*MATERIAL FOR THIS EXERCISE*:
━━━━━━

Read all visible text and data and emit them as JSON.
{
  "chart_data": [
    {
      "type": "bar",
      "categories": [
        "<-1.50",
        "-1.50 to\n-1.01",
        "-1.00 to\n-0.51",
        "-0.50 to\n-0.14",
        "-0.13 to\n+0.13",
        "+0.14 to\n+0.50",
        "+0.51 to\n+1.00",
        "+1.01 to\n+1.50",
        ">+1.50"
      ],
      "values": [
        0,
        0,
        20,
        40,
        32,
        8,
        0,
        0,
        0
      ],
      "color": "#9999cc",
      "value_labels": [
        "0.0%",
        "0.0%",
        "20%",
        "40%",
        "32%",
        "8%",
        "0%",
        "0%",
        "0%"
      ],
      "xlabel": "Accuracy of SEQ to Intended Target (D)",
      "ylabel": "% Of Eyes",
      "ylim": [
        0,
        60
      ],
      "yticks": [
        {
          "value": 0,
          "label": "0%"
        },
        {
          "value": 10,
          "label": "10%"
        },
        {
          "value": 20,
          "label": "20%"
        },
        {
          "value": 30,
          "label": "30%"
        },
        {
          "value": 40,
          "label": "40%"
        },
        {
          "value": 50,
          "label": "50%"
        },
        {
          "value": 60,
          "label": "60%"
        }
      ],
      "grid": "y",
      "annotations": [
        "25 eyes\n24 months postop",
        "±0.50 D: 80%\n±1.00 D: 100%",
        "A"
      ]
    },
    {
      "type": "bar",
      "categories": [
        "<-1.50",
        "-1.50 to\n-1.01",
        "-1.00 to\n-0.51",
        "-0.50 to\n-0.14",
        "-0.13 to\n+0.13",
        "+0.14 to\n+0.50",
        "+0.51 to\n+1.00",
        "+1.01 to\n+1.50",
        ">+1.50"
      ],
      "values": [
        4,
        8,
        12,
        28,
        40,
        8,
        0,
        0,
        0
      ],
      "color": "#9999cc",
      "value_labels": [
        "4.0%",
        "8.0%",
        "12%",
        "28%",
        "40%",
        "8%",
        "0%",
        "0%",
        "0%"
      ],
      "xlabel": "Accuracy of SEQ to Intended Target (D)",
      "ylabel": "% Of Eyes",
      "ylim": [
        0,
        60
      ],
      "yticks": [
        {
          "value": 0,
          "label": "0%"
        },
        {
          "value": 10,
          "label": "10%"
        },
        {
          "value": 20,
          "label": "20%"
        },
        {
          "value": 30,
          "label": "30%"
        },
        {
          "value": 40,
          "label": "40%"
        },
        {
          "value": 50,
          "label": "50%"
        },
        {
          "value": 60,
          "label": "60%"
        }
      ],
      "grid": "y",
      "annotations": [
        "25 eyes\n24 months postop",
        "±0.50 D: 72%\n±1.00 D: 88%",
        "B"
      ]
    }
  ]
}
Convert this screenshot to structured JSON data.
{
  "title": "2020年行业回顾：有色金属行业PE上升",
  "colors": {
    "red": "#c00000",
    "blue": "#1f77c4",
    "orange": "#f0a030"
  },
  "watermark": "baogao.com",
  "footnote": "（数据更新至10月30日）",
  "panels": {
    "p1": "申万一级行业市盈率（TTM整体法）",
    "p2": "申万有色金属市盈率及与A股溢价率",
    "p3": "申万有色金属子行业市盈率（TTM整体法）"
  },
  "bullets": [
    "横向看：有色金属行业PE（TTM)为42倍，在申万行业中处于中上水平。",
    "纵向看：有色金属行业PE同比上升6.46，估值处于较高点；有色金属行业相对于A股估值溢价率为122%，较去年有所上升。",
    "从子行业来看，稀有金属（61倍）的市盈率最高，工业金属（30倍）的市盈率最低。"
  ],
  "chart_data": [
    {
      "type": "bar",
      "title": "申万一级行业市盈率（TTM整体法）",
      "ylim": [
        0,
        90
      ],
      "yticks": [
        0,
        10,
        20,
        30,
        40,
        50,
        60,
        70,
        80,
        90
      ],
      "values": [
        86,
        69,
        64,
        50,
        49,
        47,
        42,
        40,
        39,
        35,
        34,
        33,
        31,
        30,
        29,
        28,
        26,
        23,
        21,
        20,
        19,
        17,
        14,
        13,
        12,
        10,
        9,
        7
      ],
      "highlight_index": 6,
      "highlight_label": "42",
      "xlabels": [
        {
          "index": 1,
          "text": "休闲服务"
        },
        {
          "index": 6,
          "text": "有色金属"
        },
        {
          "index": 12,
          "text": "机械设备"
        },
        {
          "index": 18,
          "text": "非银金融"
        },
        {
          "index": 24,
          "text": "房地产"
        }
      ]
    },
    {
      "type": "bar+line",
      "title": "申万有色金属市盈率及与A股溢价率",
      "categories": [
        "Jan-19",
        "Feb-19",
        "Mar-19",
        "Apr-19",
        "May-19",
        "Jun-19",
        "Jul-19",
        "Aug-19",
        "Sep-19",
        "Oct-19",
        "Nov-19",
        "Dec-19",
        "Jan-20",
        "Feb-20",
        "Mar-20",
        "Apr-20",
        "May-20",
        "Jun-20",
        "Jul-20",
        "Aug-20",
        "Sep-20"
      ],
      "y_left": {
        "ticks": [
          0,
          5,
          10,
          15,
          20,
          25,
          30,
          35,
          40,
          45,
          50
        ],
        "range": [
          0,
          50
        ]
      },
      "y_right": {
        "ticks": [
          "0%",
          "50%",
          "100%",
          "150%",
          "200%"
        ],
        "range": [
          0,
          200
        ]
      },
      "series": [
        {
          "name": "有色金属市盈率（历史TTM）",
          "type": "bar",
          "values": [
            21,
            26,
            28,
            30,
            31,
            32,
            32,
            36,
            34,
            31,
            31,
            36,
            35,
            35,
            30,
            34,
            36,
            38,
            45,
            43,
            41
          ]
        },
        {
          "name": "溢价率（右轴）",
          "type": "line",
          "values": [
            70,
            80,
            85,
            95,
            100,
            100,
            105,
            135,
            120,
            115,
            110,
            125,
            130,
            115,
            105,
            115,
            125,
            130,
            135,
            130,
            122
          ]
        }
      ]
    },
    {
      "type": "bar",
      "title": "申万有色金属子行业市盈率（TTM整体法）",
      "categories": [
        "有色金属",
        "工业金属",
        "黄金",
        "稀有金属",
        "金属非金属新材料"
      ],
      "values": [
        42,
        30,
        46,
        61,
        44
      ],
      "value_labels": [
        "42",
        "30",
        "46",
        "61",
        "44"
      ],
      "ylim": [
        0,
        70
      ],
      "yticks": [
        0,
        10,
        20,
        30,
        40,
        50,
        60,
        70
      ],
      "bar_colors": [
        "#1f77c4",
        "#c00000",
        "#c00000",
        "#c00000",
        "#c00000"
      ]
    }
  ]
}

━━━━━━

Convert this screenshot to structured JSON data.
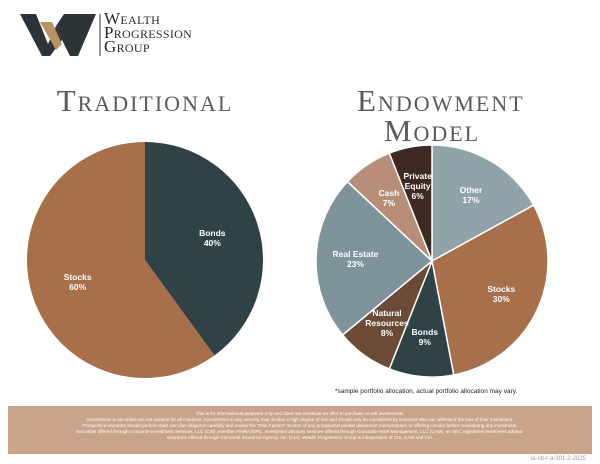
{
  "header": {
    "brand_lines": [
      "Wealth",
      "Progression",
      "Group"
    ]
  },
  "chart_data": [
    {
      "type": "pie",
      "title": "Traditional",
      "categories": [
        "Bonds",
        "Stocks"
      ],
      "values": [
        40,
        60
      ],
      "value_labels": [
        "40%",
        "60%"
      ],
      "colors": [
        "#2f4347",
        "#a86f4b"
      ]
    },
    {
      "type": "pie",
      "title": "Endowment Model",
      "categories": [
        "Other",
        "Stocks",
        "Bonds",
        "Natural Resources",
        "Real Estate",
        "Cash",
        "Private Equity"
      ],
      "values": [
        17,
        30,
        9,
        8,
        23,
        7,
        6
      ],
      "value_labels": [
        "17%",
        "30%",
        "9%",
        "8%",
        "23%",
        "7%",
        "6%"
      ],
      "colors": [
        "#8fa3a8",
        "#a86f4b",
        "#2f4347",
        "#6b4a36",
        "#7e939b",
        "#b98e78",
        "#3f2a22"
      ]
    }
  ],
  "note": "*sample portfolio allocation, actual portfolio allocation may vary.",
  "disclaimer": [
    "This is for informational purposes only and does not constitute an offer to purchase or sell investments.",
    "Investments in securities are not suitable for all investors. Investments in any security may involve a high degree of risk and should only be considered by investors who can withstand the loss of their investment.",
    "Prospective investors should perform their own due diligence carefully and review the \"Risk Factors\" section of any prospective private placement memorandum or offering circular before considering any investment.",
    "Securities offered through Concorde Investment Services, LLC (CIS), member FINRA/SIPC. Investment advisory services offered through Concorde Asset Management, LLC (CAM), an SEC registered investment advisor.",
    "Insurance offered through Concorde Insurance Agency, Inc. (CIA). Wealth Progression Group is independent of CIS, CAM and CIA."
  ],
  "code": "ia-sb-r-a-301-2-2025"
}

━━━━━━

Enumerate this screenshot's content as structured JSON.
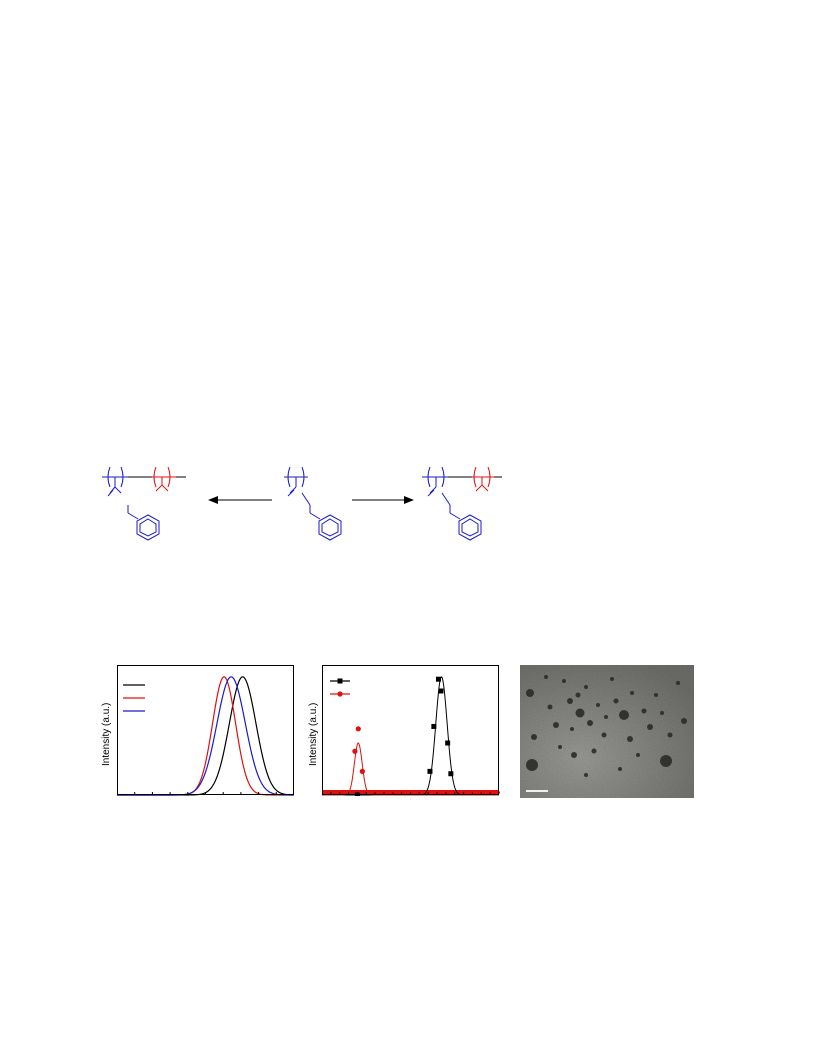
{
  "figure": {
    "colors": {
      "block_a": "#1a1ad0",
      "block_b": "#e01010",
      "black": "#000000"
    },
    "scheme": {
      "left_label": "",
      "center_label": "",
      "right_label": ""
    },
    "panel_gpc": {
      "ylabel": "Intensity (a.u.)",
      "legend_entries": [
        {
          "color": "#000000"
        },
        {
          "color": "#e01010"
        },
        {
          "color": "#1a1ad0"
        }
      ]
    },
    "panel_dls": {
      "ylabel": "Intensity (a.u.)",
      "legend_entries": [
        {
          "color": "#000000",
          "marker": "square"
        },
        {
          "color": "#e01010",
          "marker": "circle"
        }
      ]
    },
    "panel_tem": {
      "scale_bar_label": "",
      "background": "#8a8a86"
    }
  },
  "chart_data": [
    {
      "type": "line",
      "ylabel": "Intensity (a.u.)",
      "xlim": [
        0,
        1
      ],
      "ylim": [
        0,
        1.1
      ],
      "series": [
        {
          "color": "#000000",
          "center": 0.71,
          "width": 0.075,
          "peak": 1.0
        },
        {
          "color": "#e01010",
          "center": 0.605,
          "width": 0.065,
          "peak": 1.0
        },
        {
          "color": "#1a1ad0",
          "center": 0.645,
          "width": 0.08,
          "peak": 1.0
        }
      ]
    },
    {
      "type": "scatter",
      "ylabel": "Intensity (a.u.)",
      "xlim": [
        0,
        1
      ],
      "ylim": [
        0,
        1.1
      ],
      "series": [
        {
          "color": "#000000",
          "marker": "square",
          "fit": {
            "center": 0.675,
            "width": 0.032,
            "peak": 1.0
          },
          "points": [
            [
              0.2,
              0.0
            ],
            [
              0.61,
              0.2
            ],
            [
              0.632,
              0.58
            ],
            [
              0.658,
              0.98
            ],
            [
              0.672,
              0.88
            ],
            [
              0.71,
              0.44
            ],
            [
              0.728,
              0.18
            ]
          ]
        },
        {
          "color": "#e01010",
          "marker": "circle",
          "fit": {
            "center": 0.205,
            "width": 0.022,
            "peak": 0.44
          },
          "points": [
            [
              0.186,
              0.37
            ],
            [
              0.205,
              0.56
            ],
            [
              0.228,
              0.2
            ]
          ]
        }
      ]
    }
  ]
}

━━━━━━

Find and copy every line in the entries above where the string "width" occurs.

*OUTPUT BELOW*:
          "width": 0.075,
          "width": 0.065,
          "width": 0.08,
            "width": 0.032,
            "width": 0.022,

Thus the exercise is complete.